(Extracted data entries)
##########

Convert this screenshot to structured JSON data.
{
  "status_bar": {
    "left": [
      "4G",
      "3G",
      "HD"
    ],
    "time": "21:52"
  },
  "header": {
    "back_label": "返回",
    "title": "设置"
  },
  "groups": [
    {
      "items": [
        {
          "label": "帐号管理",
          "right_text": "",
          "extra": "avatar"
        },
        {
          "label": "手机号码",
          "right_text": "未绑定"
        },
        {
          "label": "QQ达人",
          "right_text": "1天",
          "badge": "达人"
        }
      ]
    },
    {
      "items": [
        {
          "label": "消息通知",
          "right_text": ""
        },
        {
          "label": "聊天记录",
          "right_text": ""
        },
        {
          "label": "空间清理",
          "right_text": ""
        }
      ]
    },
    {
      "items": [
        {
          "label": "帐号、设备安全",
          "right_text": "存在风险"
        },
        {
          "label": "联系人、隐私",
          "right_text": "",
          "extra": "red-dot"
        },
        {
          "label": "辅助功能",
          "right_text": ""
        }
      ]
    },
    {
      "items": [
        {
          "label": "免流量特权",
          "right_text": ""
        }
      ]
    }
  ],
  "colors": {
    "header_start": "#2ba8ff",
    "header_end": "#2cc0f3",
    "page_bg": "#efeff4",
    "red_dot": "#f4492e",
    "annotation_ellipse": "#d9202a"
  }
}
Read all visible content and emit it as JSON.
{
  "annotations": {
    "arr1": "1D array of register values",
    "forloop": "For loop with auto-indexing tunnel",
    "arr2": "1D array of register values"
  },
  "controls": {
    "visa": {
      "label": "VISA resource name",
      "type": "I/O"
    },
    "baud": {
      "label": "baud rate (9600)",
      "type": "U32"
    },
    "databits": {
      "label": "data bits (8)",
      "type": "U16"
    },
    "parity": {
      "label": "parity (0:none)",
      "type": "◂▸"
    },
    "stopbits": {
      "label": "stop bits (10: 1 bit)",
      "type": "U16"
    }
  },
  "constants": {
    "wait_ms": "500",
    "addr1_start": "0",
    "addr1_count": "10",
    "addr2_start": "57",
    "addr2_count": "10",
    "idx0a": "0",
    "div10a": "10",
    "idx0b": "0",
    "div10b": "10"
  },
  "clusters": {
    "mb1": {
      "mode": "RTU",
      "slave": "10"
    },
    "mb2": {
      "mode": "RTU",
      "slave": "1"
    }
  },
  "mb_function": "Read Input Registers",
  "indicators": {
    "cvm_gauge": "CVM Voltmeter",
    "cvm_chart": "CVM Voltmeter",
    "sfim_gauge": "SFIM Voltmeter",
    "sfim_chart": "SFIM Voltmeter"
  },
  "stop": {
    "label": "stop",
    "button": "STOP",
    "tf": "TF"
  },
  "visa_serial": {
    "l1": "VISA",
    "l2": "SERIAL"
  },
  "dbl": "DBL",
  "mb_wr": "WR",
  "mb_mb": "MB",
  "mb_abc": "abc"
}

##########

WRITTEN REQUEST.
Every line of the records that includes the word "type" should be gathered.

REPLY.
      "type": "I/O"
      "type": "U32"
      "type": "U16"
      "type": "◂▸"
      "type": "U16"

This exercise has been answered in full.